▶ Recorded data
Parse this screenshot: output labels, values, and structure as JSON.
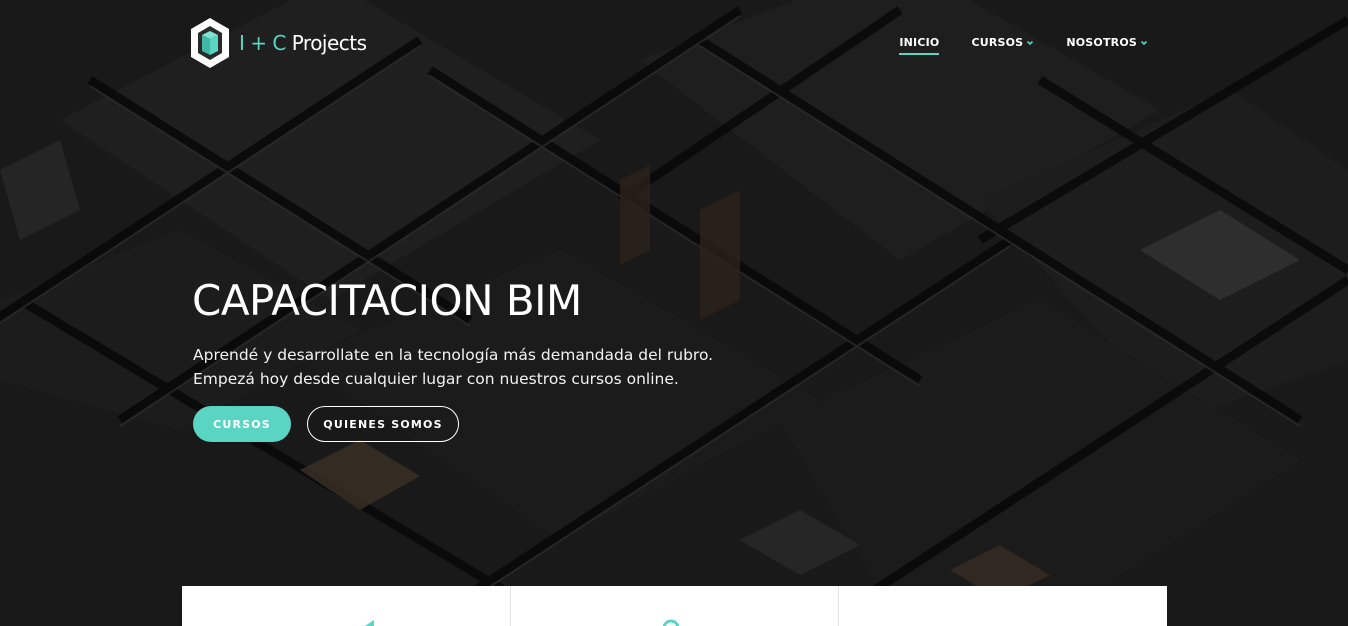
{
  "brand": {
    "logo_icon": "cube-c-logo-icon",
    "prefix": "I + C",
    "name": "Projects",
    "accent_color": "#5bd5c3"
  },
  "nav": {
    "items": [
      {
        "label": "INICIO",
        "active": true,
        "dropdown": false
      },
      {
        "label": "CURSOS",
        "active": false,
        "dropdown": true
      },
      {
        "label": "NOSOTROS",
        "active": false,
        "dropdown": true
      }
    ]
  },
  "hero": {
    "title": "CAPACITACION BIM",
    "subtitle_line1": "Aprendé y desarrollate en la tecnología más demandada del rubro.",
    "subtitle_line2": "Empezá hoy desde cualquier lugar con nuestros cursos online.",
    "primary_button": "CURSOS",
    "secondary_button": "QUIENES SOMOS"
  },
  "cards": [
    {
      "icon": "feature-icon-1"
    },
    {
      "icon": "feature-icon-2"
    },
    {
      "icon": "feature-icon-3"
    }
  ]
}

▶ THE PROBLEM
Extract the full listing above verbatim; pictures are to be left out of the copy.

▶ RESULT OF THIS TASK
Parse this screenshot: output labels, values, and structure as JSON.
{
  "brand": {
    "logo_icon": "cube-c-logo-icon",
    "prefix": "I + C",
    "name": "Projects",
    "accent_color": "#5bd5c3"
  },
  "nav": {
    "items": [
      {
        "label": "INICIO",
        "active": true,
        "dropdown": false
      },
      {
        "label": "CURSOS",
        "active": false,
        "dropdown": true
      },
      {
        "label": "NOSOTROS",
        "active": false,
        "dropdown": true
      }
    ]
  },
  "hero": {
    "title": "CAPACITACION BIM",
    "subtitle_line1": "Aprendé y desarrollate en la tecnología más demandada del rubro.",
    "subtitle_line2": "Empezá hoy desde cualquier lugar con nuestros cursos online.",
    "primary_button": "CURSOS",
    "secondary_button": "QUIENES SOMOS"
  },
  "cards": [
    {
      "icon": "feature-icon-1"
    },
    {
      "icon": "feature-icon-2"
    },
    {
      "icon": "feature-icon-3"
    }
  ]
}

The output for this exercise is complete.